## DIRECTIONS FOR THIS TASK
Return each line that holds the word "minute".

## THE DATA

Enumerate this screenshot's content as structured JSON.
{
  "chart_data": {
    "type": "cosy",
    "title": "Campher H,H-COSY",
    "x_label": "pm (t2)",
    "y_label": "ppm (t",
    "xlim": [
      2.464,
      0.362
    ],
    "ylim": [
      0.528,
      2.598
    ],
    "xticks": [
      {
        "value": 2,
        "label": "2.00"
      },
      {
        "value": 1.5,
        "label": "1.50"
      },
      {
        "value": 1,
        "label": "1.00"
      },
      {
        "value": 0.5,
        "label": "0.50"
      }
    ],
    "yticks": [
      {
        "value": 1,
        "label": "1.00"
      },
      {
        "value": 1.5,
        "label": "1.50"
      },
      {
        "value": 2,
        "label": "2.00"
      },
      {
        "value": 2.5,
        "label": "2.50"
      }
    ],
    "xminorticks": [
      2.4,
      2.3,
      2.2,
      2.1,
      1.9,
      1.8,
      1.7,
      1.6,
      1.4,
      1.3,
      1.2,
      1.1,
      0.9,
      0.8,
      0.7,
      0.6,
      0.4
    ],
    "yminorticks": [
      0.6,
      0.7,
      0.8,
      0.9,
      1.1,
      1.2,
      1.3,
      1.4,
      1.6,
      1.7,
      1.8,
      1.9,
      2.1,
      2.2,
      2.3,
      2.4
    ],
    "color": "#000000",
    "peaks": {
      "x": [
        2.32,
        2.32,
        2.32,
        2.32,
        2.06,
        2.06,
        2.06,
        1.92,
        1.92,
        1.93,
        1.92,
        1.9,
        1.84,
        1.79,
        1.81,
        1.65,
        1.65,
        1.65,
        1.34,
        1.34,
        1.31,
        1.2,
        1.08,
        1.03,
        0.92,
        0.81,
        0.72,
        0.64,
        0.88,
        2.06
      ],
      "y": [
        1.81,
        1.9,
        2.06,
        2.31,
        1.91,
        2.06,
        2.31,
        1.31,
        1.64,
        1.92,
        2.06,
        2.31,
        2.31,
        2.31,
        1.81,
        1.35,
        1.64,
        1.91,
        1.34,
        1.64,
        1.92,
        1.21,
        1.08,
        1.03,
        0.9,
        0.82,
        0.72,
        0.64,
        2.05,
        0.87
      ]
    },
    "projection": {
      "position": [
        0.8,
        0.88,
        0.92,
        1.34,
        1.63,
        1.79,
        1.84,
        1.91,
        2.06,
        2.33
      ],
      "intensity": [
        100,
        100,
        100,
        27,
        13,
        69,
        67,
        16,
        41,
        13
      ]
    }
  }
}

--

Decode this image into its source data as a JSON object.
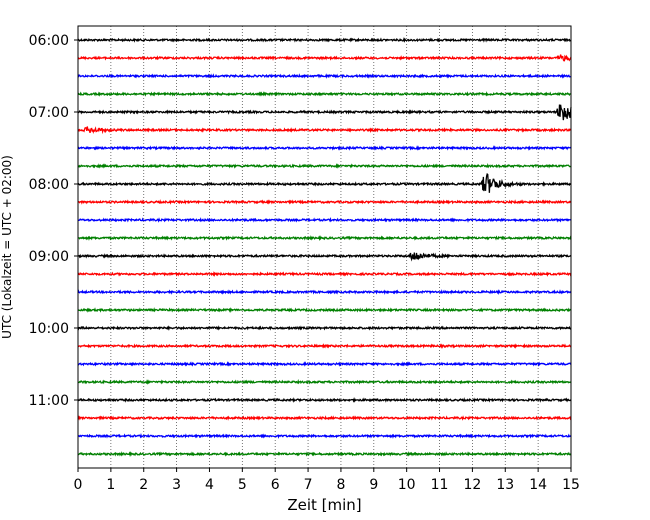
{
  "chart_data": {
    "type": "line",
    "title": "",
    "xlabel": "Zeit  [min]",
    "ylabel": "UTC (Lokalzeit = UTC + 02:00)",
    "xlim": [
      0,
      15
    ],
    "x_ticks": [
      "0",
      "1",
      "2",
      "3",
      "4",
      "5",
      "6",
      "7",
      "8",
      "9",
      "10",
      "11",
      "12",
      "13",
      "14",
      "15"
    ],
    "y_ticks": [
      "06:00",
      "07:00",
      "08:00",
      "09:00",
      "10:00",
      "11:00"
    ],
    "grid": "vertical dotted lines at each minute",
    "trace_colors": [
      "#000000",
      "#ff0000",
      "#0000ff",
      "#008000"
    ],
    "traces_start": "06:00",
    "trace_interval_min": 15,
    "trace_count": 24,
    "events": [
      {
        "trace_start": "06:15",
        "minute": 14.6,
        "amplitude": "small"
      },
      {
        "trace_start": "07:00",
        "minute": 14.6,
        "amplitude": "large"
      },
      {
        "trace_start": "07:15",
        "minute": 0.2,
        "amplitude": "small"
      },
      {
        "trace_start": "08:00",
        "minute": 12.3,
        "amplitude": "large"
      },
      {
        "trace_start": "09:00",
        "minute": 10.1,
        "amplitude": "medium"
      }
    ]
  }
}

## RESPONSE BELOW
    "grid": "vertical dotted lines at each minute",
        "minute": 14.6,
        "minute": 14.6,
        "minute": 0.2,
        "minute": 12.3,
        "minute": 10.1,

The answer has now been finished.